▶ EXTRACT TO READ:
※
On Tue, Jun 06, 2000 at 10:17:18PM -0500, John Goerzen wrote:
> This is a formal call for sponsers for the below proposed Debian
> General Resolution in accordance with section 4.2 of the Debian
> Constitution.

I more or less agree, but I would like your feedback on some points before
I offer a second.

> Debian General Resolution
> 
> Resolved:
> 
> A. That the Debian Social Contract with the Free Software Community be
> amended as follows:
> 
>   1. That mentions of non-free be stricken from Section 5, and text be
>   inserted, the remainder to read: "We acknowledge that some of our
>   users require the use of programs that don't conform to the Debian
>   Free Software Guidelines.  Our contrib area may help with this
>   software."

I'm not sure we need to say anything about this at all.  Furthermore, I
think there is some possible ambiguity caused by taking two of your
statements together:

"Our contrib area may help with this software."

and

"we will neither make the system depend upon nor distribute an item of
non-free software."

It's clear that many people, especially outside Debian, do not fully grasp
the fact that contrib and non-free do not enjoy "official" status as Debian
packages.  Your proposal would eliminate the ambiguity for non-free but it
would remain for contrib.

I don't suggest that we scrap contrib; it's free software, after all.

I suggest amending A.1) to just this:

1. That mentions of non-free be stricken from Section 5.
※
▶ RECORDS:
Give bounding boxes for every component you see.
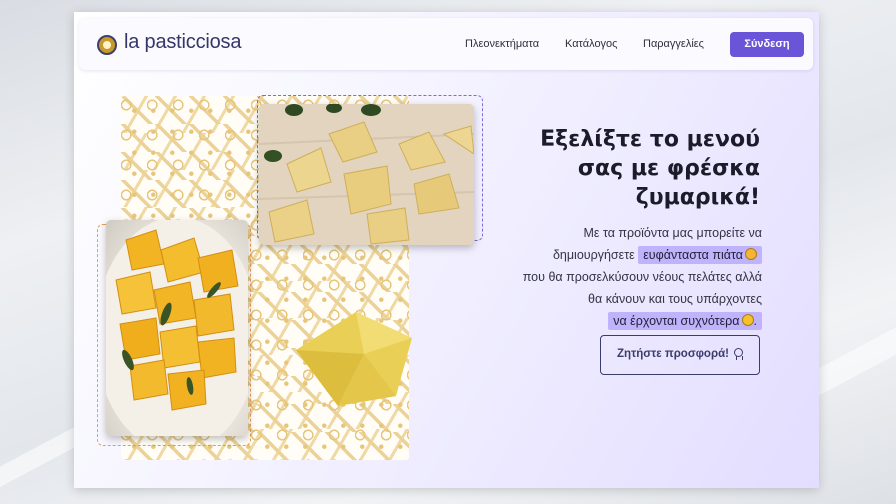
nav-link-orders[interactable]: Παραγγελίες	[643, 38, 704, 50]
description-text: δημιουργήσετε	[552, 248, 635, 262]
headline-line: Εξελίξτε το μενού	[540, 127, 760, 152]
highlight-text: ευφάνταστα πιάτα	[643, 248, 743, 262]
highlight-text: να έρχονται συχνότερα	[613, 314, 740, 328]
request-offer-label: Ζητήστε προσφορά!	[617, 348, 729, 360]
pasta-logo-icon[interactable]	[97, 35, 117, 55]
photo-plated-pasta	[106, 220, 248, 436]
plated-pasta-illustration	[106, 220, 248, 436]
nav-link-catalog[interactable]: Κατάλογος	[565, 38, 617, 50]
highlight-tasty-dishes: ευφάνταστα πιάτα	[638, 246, 762, 264]
nav-link-advantages[interactable]: Πλεονεκτήματα	[465, 38, 539, 50]
pasta-dough-illustration	[259, 104, 474, 245]
login-button[interactable]: Σύνδεση	[730, 32, 804, 57]
hero-description: Με τα προϊόντα μας μπορείτε να δημιουργή…	[462, 222, 762, 332]
highlight-come-more-often: να έρχονται συχνότερα.	[608, 312, 762, 330]
headline-line: σας με φρέσκα	[577, 156, 760, 181]
hero-headline: Εξελίξτε το μενού σας με φρέσκα ζυμαρικά…	[520, 125, 760, 212]
landing-page: la pasticciosa Πλεονεκτήματα Κατάλογος Π…	[74, 12, 819, 488]
single-pasta-piece-image	[296, 312, 412, 406]
description-text: που θα προσελκύσουν νέους πελάτες αλλά	[522, 270, 762, 284]
description-text: .	[753, 314, 757, 328]
award-icon	[733, 348, 743, 360]
photo-fresh-pasta-dough	[259, 104, 474, 245]
navbar: la pasticciosa Πλεονεκτήματα Κατάλογος Π…	[79, 18, 813, 70]
drooling-face-emoji-icon	[745, 248, 757, 260]
smiling-face-emoji-icon	[741, 314, 754, 326]
description-text: Με τα προϊόντα μας μπορείτε να	[583, 226, 763, 240]
description-text: θα κάνουν και τους υπάρχοντες	[588, 292, 762, 306]
brand-name[interactable]: la pasticciosa	[124, 31, 241, 54]
headline-line: ζυμαρικά!	[635, 185, 760, 210]
request-offer-button[interactable]: Ζητήστε προσφορά!	[600, 335, 760, 375]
※
▶ TASKS AND EXERCISES:
**a.** Name every established Debian document that the email refers to, leaving out the proposed resolution itself.
**b.** Answer these questions from the email:
(i) Under which section of the Debian Constitution is the call for sponsors made?
(ii) What does the person replying want before offering a second?
(iii) What shortened wording does the reply propose for A.1?

▶ THE ANSWERS:
**a.**
- The Debian Constitution
- The Debian Social Contract with the Free Software Community
- The Debian Free Software Guidelines

**b.**
(i) Section 4.2.
(ii) Feedback on some points.
(iii) "That mentions of non-free be stricken from Section 5."